### WRITTEN PROBLEM
In your copy, leave out the pictures and repeat the entries below exactly.

### RECORDS PROVIDED

§

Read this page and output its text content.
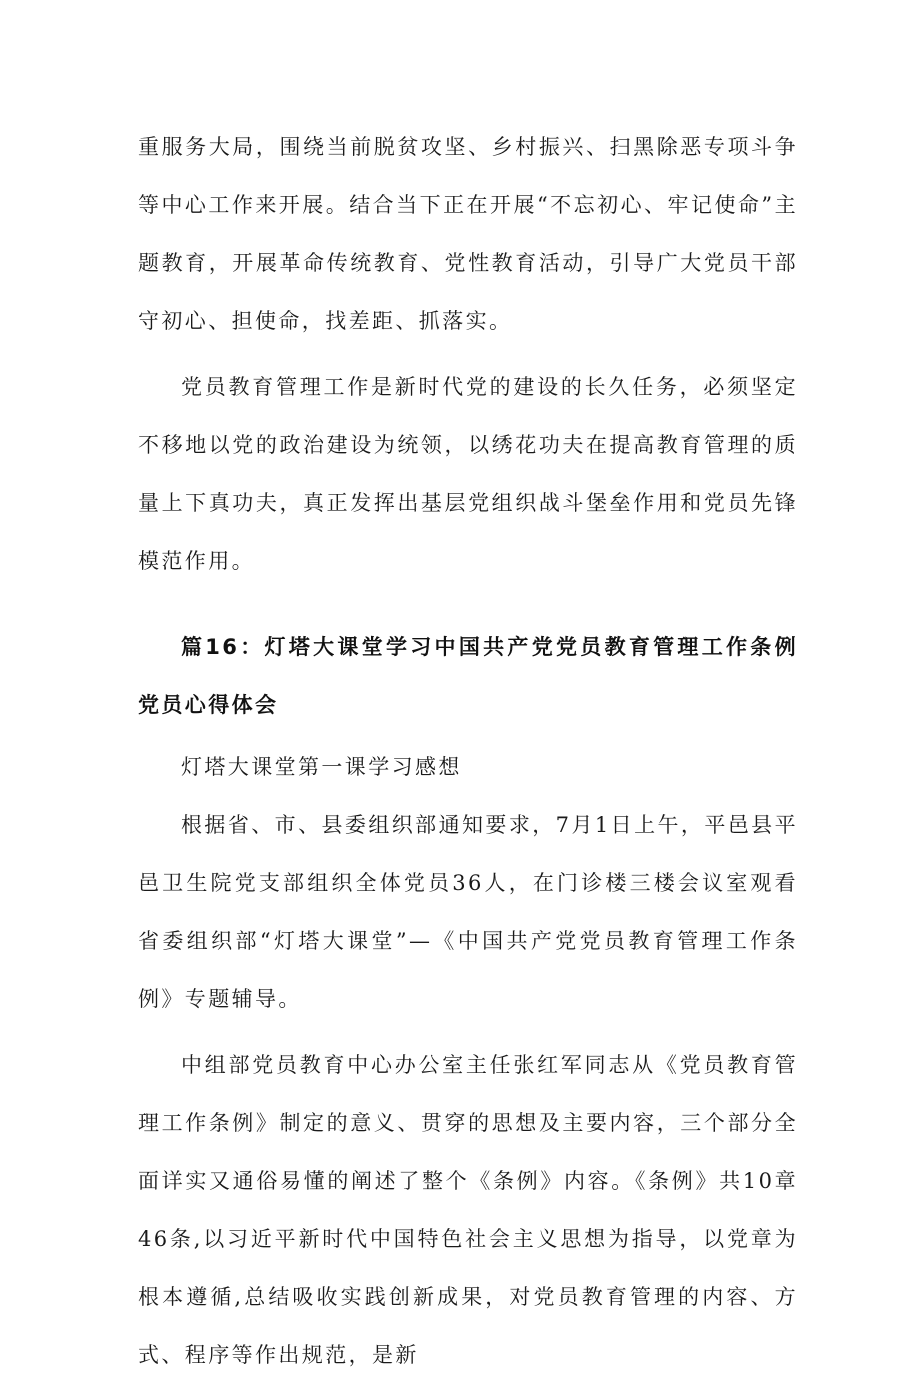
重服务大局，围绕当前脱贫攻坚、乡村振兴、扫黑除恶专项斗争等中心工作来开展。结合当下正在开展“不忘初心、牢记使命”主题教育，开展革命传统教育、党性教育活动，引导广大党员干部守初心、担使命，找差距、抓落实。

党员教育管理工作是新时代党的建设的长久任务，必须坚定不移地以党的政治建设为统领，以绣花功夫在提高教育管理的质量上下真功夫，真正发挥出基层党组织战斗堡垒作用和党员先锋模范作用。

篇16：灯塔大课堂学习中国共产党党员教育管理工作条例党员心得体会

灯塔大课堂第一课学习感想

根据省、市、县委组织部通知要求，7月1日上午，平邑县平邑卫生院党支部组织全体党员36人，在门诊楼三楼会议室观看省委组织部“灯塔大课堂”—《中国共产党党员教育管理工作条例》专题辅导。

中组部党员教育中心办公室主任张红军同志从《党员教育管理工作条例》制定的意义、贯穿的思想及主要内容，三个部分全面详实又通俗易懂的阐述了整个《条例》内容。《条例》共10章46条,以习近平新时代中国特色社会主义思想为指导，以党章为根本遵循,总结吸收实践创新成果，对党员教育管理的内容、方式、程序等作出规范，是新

§

### COMPLETE OUTPUT
Read this page and output its text content.
重服务大局，围绕当前脱贫攻坚、乡村振兴、扫黑除恶专项斗争等中心工作来开展。结合当下正在开展“不忘初心、牢记使命”主题教育，开展革命传统教育、党性教育活动，引导广大党员干部守初心、担使命，找差距、抓落实。

党员教育管理工作是新时代党的建设的长久任务，必须坚定不移地以党的政治建设为统领，以绣花功夫在提高教育管理的质量上下真功夫，真正发挥出基层党组织战斗堡垒作用和党员先锋模范作用。

篇16：灯塔大课堂学习中国共产党党员教育管理工作条例党员心得体会

灯塔大课堂第一课学习感想

根据省、市、县委组织部通知要求，7月1日上午，平邑县平邑卫生院党支部组织全体党员36人，在门诊楼三楼会议室观看省委组织部“灯塔大课堂”—《中国共产党党员教育管理工作条例》专题辅导。

中组部党员教育中心办公室主任张红军同志从《党员教育管理工作条例》制定的意义、贯穿的思想及主要内容，三个部分全面详实又通俗易懂的阐述了整个《条例》内容。《条例》共10章46条,以习近平新时代中国特色社会主义思想为指导，以党章为根本遵循,总结吸收实践创新成果，对党员教育管理的内容、方式、程序等作出规范，是新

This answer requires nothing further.